TO DO: Find how many lines of the listing below include the word "flip", then report the number by itself.
________________________
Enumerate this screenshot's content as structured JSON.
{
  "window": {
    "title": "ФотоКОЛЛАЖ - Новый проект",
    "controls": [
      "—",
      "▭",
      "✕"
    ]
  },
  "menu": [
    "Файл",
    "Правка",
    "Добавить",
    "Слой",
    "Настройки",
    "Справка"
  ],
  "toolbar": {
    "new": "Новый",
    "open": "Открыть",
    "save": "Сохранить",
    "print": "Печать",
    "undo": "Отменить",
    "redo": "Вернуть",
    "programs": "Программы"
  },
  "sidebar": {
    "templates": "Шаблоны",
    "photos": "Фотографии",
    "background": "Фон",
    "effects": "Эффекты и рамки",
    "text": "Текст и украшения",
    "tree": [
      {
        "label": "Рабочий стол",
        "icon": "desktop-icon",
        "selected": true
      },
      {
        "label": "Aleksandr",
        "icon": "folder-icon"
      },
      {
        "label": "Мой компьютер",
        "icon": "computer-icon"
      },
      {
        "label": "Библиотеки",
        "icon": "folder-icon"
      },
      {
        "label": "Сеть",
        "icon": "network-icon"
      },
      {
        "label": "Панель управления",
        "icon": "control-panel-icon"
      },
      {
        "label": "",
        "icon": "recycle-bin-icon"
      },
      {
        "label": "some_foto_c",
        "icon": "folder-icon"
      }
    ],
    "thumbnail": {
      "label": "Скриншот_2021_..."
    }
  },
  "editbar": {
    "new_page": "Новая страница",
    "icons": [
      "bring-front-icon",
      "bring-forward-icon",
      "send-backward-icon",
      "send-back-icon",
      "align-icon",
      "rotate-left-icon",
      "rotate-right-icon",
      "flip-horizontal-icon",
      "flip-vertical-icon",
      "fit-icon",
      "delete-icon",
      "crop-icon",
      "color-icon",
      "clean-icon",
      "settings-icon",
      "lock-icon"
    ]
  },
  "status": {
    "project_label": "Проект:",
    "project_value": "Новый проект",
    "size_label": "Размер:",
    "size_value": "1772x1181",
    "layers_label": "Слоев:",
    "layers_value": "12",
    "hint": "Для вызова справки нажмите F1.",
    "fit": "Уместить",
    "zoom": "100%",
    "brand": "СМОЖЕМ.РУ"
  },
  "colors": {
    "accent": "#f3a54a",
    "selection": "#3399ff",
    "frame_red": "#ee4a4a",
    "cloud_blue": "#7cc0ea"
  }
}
________________________
REPLY: 2